▸ **EXERCISE AIM**
Write out only the lines from the line that holds "What's the underlying" to the end of the listing below, inclusive, with the pictures omitted.

┌─ RECORDS TO PROCESS

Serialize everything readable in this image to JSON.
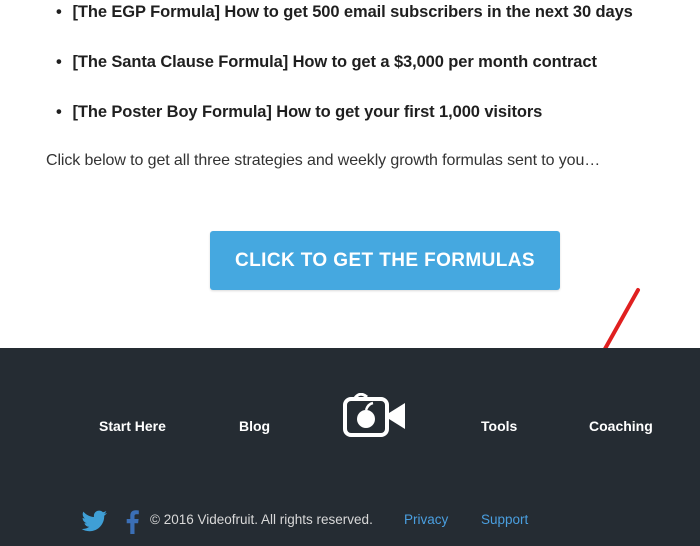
{
  "bullets": [
    "[The EGP Formula] How to get 500 email subscribers in the next 30 days",
    "[The Santa Clause Formula] How to get a $3,000 per month contract",
    "[The Poster Boy Formula] How to get your first 1,000 visitors"
  ],
  "intro": "Click below to get all three strategies and weekly growth formulas sent to you…",
  "cta": {
    "label": "CLICK TO GET THE FORMULAS",
    "color": "#45a8e0"
  },
  "annotation": {
    "icon": "red-arrow-icon",
    "color": "#e02020"
  },
  "footer": {
    "background": "#252c33",
    "nav": [
      "Start Here",
      "Blog",
      "Tools",
      "Coaching"
    ],
    "logo_icon": "videofruit-camera-apple-logo",
    "social": [
      "twitter-icon",
      "facebook-icon"
    ],
    "copyright": "© 2016 Videofruit. All rights reserved.",
    "links": [
      "Privacy",
      "Support"
    ],
    "link_color": "#4a9fe0"
  }
}
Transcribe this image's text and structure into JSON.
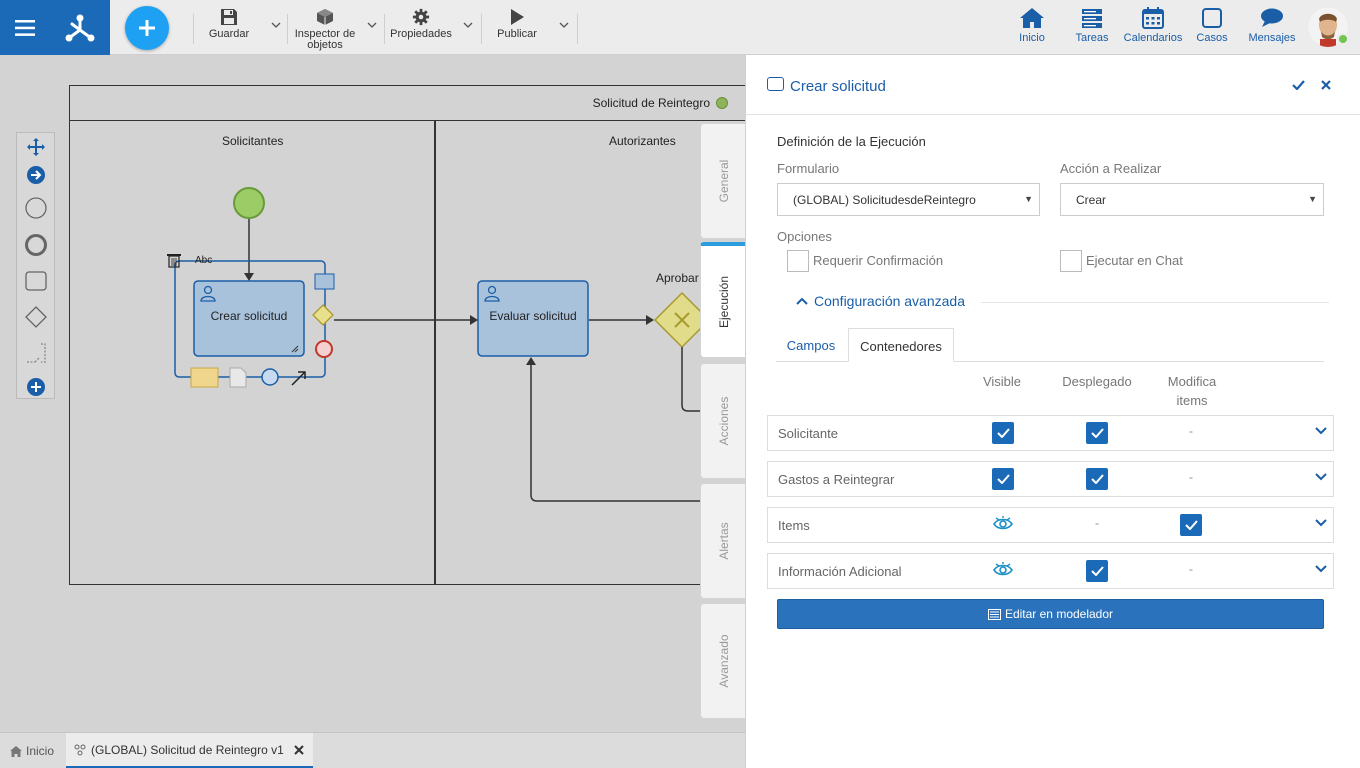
{
  "toolbar": {
    "guardar": "Guardar",
    "inspector_line1": "Inspector de",
    "inspector_line2": "objetos",
    "propiedades": "Propiedades",
    "publicar": "Publicar"
  },
  "nav": {
    "inicio": "Inicio",
    "tareas": "Tareas",
    "calendarios": "Calendarios",
    "casos": "Casos",
    "mensajes": "Mensajes"
  },
  "diagram": {
    "pool_title": "Solicitud de Reintegro",
    "lane_solicitantes": "Solicitantes",
    "lane_autorizantes": "Autorizantes",
    "task_crear": "Crear solicitud",
    "task_evaluar": "Evaluar solicitud",
    "gateway_label": "Aprobar",
    "text_tool": "Abc"
  },
  "bottom_tabs": {
    "home": "Inicio",
    "process": "(GLOBAL) Solicitud de Reintegro v1"
  },
  "side_tabs": [
    "General",
    "Ejecución",
    "Acciones",
    "Alertas",
    "Avanzado"
  ],
  "panel": {
    "title": "Crear solicitud",
    "section": "Definición de la Ejecución",
    "formulario_label": "Formulario",
    "formulario_value": "(GLOBAL) SolicitudesdeReintegro",
    "accion_label": "Acción a Realizar",
    "accion_value": "Crear",
    "opciones_label": "Opciones",
    "requerir": "Requerir Confirmación",
    "ejecutar_chat": "Ejecutar en Chat",
    "config_avanzada": "Configuración avanzada",
    "tab_campos": "Campos",
    "tab_contenedores": "Contenedores",
    "col_visible": "Visible",
    "col_desplegado": "Desplegado",
    "col_modifica_1": "Modifica",
    "col_modifica_2": "items",
    "rows": [
      {
        "name": "Solicitante",
        "dash": "-"
      },
      {
        "name": "Gastos a Reintegrar",
        "dash": "-"
      },
      {
        "name": "Items",
        "dash": "-"
      },
      {
        "name": "Información Adicional",
        "dash": "-"
      }
    ],
    "edit_button": "Editar en modelador"
  },
  "colors": {
    "brand": "#1a6ab8",
    "accent": "#1ea1f2",
    "link": "#1a5ea8"
  }
}
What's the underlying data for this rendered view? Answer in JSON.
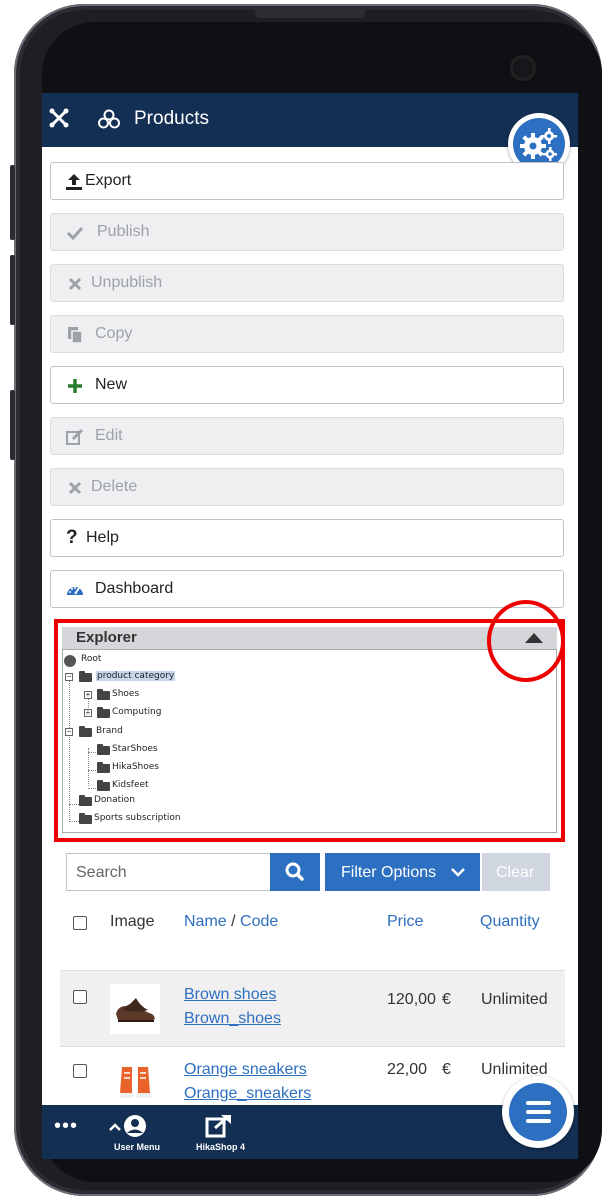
{
  "header": {
    "title": "Products"
  },
  "toolbar": {
    "export": "Export",
    "publish": "Publish",
    "unpublish": "Unpublish",
    "copy": "Copy",
    "new": "New",
    "edit": "Edit",
    "delete": "Delete",
    "help": "Help",
    "dashboard": "Dashboard"
  },
  "explorer": {
    "title": "Explorer",
    "root": "Root",
    "product_category": "product category",
    "shoes": "Shoes",
    "computing": "Computing",
    "brand": "Brand",
    "starshoes": "StarShoes",
    "hikashoes": "HikaShoes",
    "kidsfeet": "Kidsfeet",
    "donation": "Donation",
    "sports": "Sports subscription"
  },
  "search": {
    "placeholder": "Search"
  },
  "filter": {
    "label": "Filter Options",
    "clear": "Clear"
  },
  "table": {
    "headers": {
      "image": "Image",
      "name": "Name",
      "sep": " / ",
      "code": "Code",
      "price": "Price",
      "quantity": "Quantity"
    },
    "rows": [
      {
        "name": "Brown shoes",
        "code": "Brown_shoes",
        "price": "120,00",
        "currency": "€",
        "quantity": "Unlimited"
      },
      {
        "name": "Orange sneakers",
        "code": "Orange_sneakers",
        "price": "22,00",
        "currency": "€",
        "quantity": "Unlimited"
      }
    ]
  },
  "bottombar": {
    "user_menu": "User Menu",
    "hikashop": "HikaShop 4",
    "more": "•••"
  },
  "colors": {
    "brand_navy": "#132f53",
    "accent_blue": "#2d6fc0",
    "annotation_red": "#e00000"
  }
}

└─

▸ **COMPLETE OUTPUT**
What's the underlying data for this rendered view? Answer in JSON.
{
  "header": {
    "title": "Products"
  },
  "toolbar": {
    "export": "Export",
    "publish": "Publish",
    "unpublish": "Unpublish",
    "copy": "Copy",
    "new": "New",
    "edit": "Edit",
    "delete": "Delete",
    "help": "Help",
    "dashboard": "Dashboard"
  },
  "explorer": {
    "title": "Explorer",
    "root": "Root",
    "product_category": "product category",
    "shoes": "Shoes",
    "computing": "Computing",
    "brand": "Brand",
    "starshoes": "StarShoes",
    "hikashoes": "HikaShoes",
    "kidsfeet": "Kidsfeet",
    "donation": "Donation",
    "sports": "Sports subscription"
  },
  "search": {
    "placeholder": "Search"
  },
  "filter": {
    "label": "Filter Options",
    "clear": "Clear"
  },
  "table": {
    "headers": {
      "image": "Image",
      "name": "Name",
      "sep": " / ",
      "code": "Code",
      "price": "Price",
      "quantity": "Quantity"
    },
    "rows": [
      {
        "name": "Brown shoes",
        "code": "Brown_shoes",
        "price": "120,00",
        "currency": "€",
        "quantity": "Unlimited"
      },
      {
        "name": "Orange sneakers",
        "code": "Orange_sneakers",
        "price": "22,00",
        "currency": "€",
        "quantity": "Unlimited"
      }
    ]
  },
  "bottombar": {
    "user_menu": "User Menu",
    "hikashop": "HikaShop 4",
    "more": "•••"
  },
  "colors": {
    "brand_navy": "#132f53",
    "accent_blue": "#2d6fc0",
    "annotation_red": "#e00000"
  }
}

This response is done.